[A run of records]
◇ ◇ ◇ ◇ ◇
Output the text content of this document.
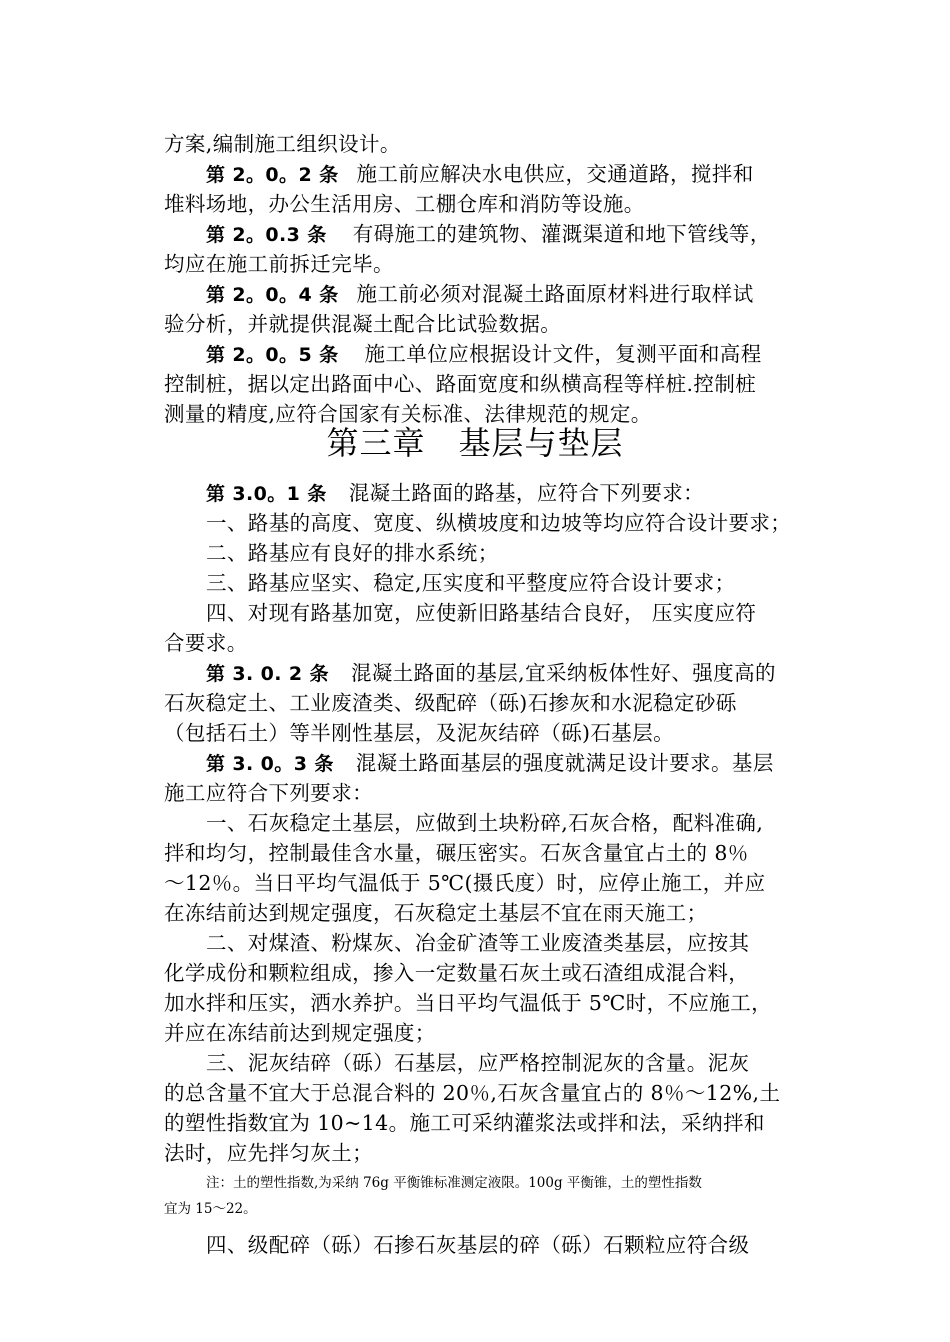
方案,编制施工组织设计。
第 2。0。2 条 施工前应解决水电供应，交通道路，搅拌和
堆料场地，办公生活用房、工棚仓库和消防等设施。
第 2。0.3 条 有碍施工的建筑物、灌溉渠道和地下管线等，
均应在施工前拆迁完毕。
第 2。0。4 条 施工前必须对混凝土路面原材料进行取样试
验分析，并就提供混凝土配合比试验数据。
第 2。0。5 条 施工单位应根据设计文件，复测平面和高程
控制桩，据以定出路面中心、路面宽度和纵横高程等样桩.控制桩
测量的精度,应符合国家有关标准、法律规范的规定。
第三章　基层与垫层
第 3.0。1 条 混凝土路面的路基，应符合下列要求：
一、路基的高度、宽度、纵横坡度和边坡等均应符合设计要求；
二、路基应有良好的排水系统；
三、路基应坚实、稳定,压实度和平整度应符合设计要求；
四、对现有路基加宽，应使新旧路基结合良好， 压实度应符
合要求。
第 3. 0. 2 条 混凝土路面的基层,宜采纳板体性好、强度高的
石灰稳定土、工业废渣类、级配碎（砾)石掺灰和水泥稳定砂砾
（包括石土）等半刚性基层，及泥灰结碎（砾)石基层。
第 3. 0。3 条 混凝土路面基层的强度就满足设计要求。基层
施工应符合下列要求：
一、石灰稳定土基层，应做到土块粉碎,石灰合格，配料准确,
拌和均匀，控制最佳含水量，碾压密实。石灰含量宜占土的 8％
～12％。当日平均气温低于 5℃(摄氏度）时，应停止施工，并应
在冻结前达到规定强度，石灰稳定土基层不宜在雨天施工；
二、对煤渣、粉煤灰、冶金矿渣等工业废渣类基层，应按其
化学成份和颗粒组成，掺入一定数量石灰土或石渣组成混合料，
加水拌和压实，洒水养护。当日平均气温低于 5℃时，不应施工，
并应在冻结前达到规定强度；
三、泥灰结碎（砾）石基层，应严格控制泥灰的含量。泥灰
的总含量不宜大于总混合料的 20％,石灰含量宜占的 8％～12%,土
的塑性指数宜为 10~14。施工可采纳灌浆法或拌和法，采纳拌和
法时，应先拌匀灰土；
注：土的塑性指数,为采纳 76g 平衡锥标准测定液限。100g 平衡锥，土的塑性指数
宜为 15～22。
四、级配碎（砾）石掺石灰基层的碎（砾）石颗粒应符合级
◇ ◇ ◇ ◇ ◇
_TASK DIRECTIONS_
All entries are to be retyped exactly. Omit any embedded images.

_THE OUTPUT_
Output the text content of this document.
方案,编制施工组织设计。
第 2。0。2 条 施工前应解决水电供应，交通道路，搅拌和
堆料场地，办公生活用房、工棚仓库和消防等设施。
第 2。0.3 条 有碍施工的建筑物、灌溉渠道和地下管线等，
均应在施工前拆迁完毕。
第 2。0。4 条 施工前必须对混凝土路面原材料进行取样试
验分析，并就提供混凝土配合比试验数据。
第 2。0。5 条 施工单位应根据设计文件，复测平面和高程
控制桩，据以定出路面中心、路面宽度和纵横高程等样桩.控制桩
测量的精度,应符合国家有关标准、法律规范的规定。
第三章　基层与垫层
第 3.0。1 条 混凝土路面的路基，应符合下列要求：
一、路基的高度、宽度、纵横坡度和边坡等均应符合设计要求；
二、路基应有良好的排水系统；
三、路基应坚实、稳定,压实度和平整度应符合设计要求；
四、对现有路基加宽，应使新旧路基结合良好， 压实度应符
合要求。
第 3. 0. 2 条 混凝土路面的基层,宜采纳板体性好、强度高的
石灰稳定土、工业废渣类、级配碎（砾)石掺灰和水泥稳定砂砾
（包括石土）等半刚性基层，及泥灰结碎（砾)石基层。
第 3. 0。3 条 混凝土路面基层的强度就满足设计要求。基层
施工应符合下列要求：
一、石灰稳定土基层，应做到土块粉碎,石灰合格，配料准确,
拌和均匀，控制最佳含水量，碾压密实。石灰含量宜占土的 8％
～12％。当日平均气温低于 5℃(摄氏度）时，应停止施工，并应
在冻结前达到规定强度，石灰稳定土基层不宜在雨天施工；
二、对煤渣、粉煤灰、冶金矿渣等工业废渣类基层，应按其
化学成份和颗粒组成，掺入一定数量石灰土或石渣组成混合料，
加水拌和压实，洒水养护。当日平均气温低于 5℃时，不应施工，
并应在冻结前达到规定强度；
三、泥灰结碎（砾）石基层，应严格控制泥灰的含量。泥灰
的总含量不宜大于总混合料的 20％,石灰含量宜占的 8％～12%,土
的塑性指数宜为 10~14。施工可采纳灌浆法或拌和法，采纳拌和
法时，应先拌匀灰土；
注：土的塑性指数,为采纳 76g 平衡锥标准测定液限。100g 平衡锥，土的塑性指数
宜为 15～22。
四、级配碎（砾）石掺石灰基层的碎（砾）石颗粒应符合级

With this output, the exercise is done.